DATA ROWS >>
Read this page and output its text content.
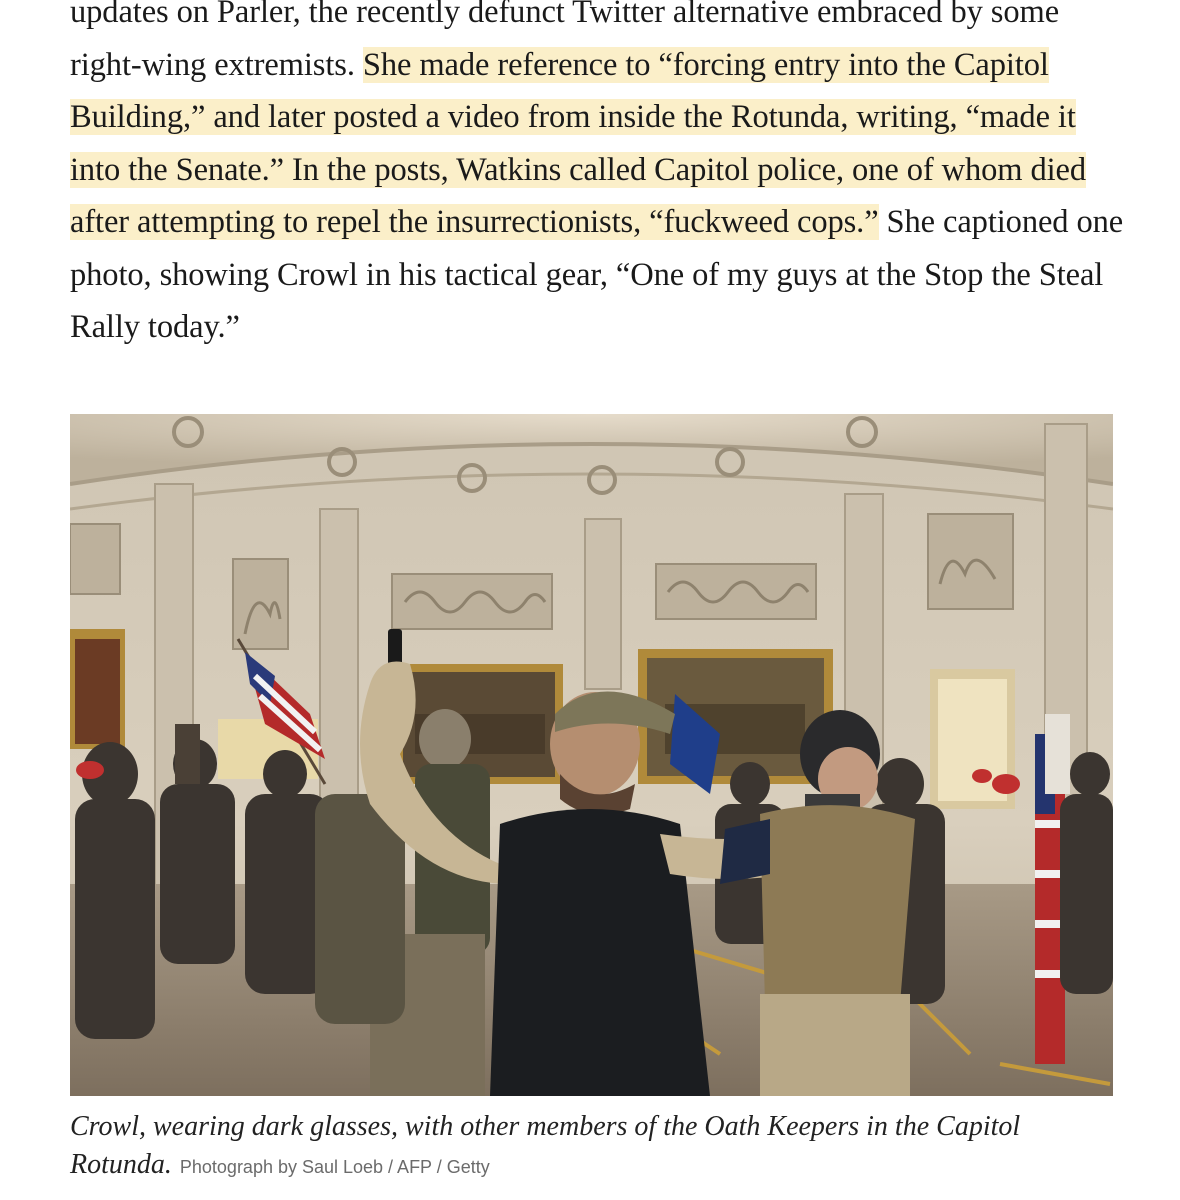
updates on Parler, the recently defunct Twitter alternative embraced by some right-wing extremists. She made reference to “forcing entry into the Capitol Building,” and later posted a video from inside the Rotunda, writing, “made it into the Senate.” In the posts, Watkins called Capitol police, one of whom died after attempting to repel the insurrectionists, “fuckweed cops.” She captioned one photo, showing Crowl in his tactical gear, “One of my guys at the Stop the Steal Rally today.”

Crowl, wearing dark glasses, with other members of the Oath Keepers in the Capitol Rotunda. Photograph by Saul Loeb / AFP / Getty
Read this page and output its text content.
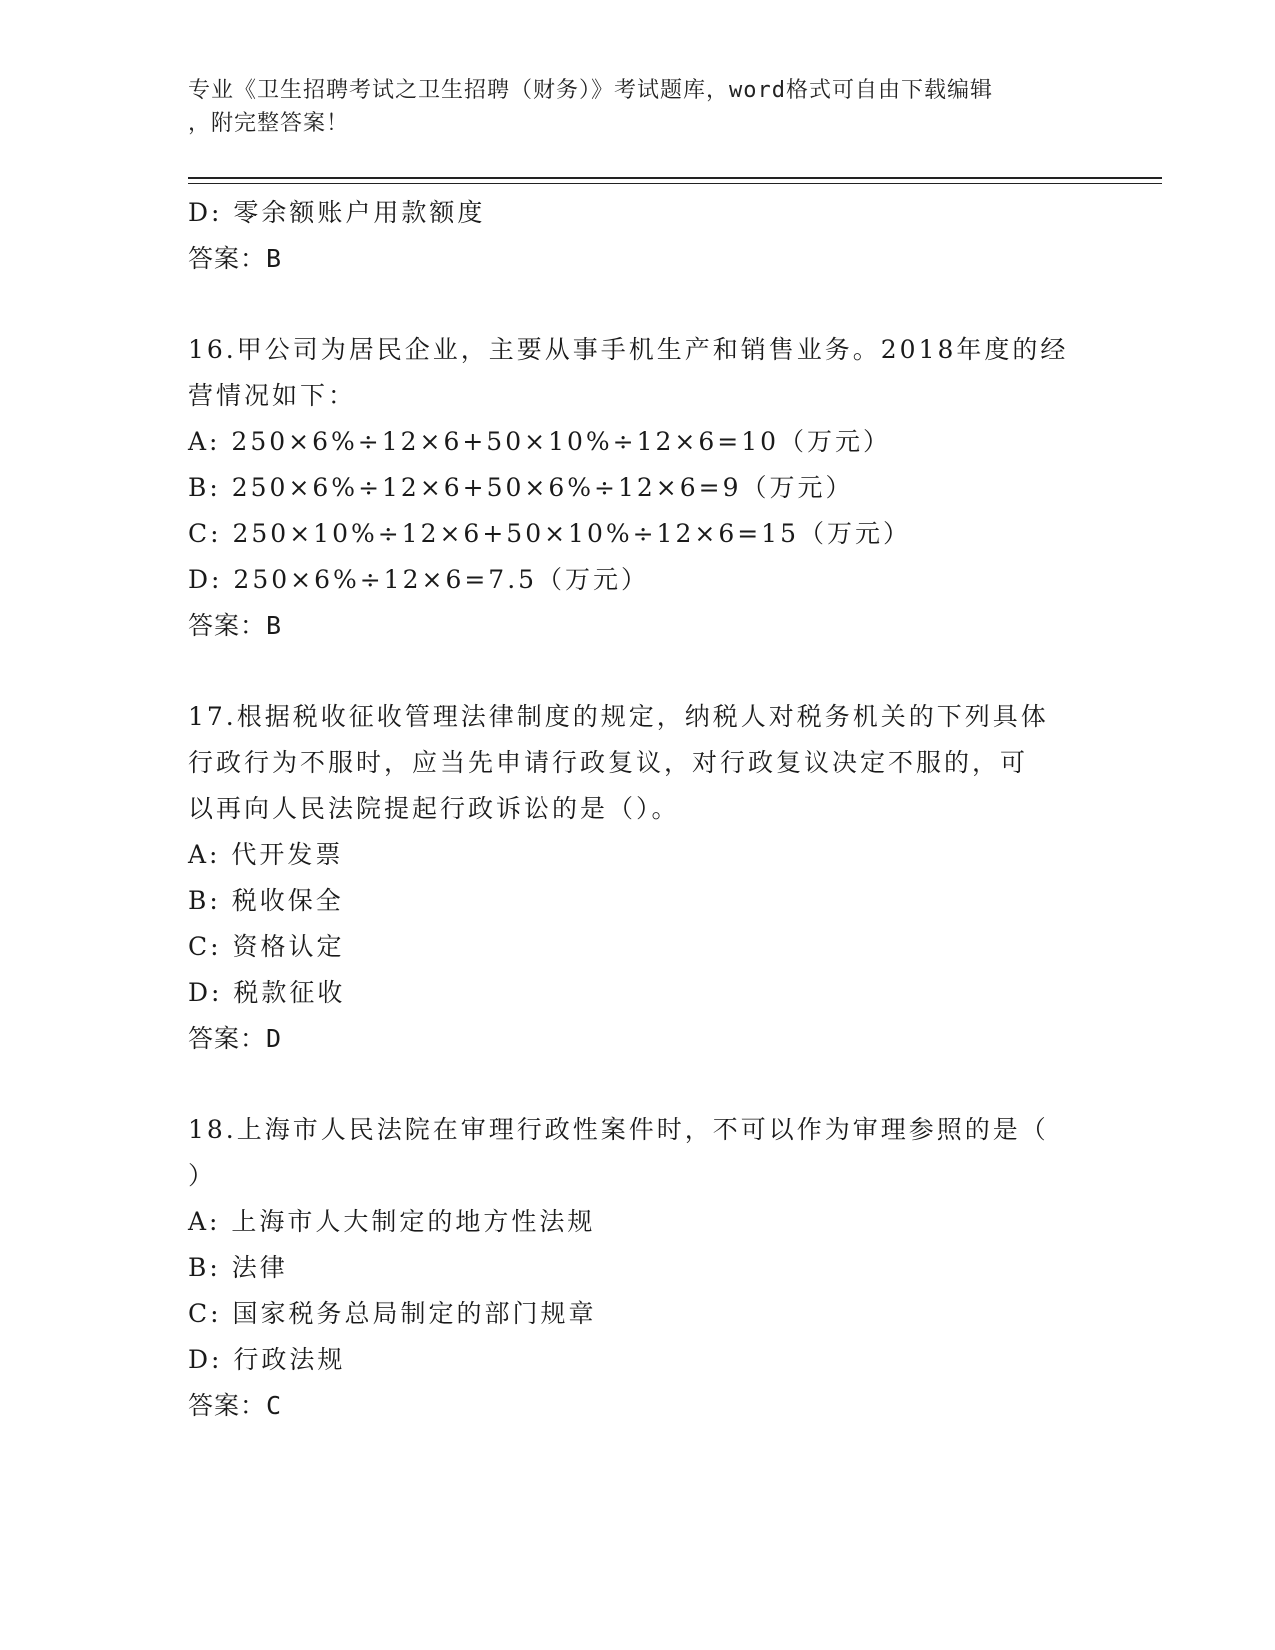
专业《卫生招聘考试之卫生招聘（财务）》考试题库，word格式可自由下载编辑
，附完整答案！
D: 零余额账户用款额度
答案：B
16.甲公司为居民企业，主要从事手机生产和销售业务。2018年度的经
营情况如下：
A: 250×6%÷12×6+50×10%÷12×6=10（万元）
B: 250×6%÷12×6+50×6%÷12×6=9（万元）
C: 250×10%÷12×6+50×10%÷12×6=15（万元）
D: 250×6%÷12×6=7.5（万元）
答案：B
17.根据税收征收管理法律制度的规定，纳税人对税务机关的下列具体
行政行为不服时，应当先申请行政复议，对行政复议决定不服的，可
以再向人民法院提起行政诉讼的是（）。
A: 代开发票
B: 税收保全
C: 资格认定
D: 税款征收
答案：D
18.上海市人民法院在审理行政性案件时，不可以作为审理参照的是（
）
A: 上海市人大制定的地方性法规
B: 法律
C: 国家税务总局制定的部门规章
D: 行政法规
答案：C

YOUR OBJECTIVE >> Leave out the pictures and copy every record above exactly.

EXERCISE ANSWER >>
Read this page and output its text content.
updates on Parler, the recently defunct Twitter alternative embraced by some right-wing extremists. She made reference to “forcing entry into the Capitol Building,” and later posted a video from inside the Rotunda, writing, “made it into the Senate.” In the posts, Watkins called Capitol police, one of whom died after attempting to repel the insurrectionists, “fuckweed cops.” She captioned one photo, showing Crowl in his tactical gear, “One of my guys at the Stop the Steal Rally today.”

Crowl, wearing dark glasses, with other members of the Oath Keepers in the Capitol Rotunda. Photograph by Saul Loeb / AFP / Getty
Read this page and output its text content.
专业《卫生招聘考试之卫生招聘（财务）》考试题库，word格式可自由下载编辑
，附完整答案！
D: 零余额账户用款额度
答案：B
16.甲公司为居民企业，主要从事手机生产和销售业务。2018年度的经
营情况如下：
A: 250×6%÷12×6+50×10%÷12×6=10（万元）
B: 250×6%÷12×6+50×6%÷12×6=9（万元）
C: 250×10%÷12×6+50×10%÷12×6=15（万元）
D: 250×6%÷12×6=7.5（万元）
答案：B
17.根据税收征收管理法律制度的规定，纳税人对税务机关的下列具体
行政行为不服时，应当先申请行政复议，对行政复议决定不服的，可
以再向人民法院提起行政诉讼的是（）。
A: 代开发票
B: 税收保全
C: 资格认定
D: 税款征收
答案：D
18.上海市人民法院在审理行政性案件时，不可以作为审理参照的是（
）
A: 上海市人大制定的地方性法规
B: 法律
C: 国家税务总局制定的部门规章
D: 行政法规
答案：C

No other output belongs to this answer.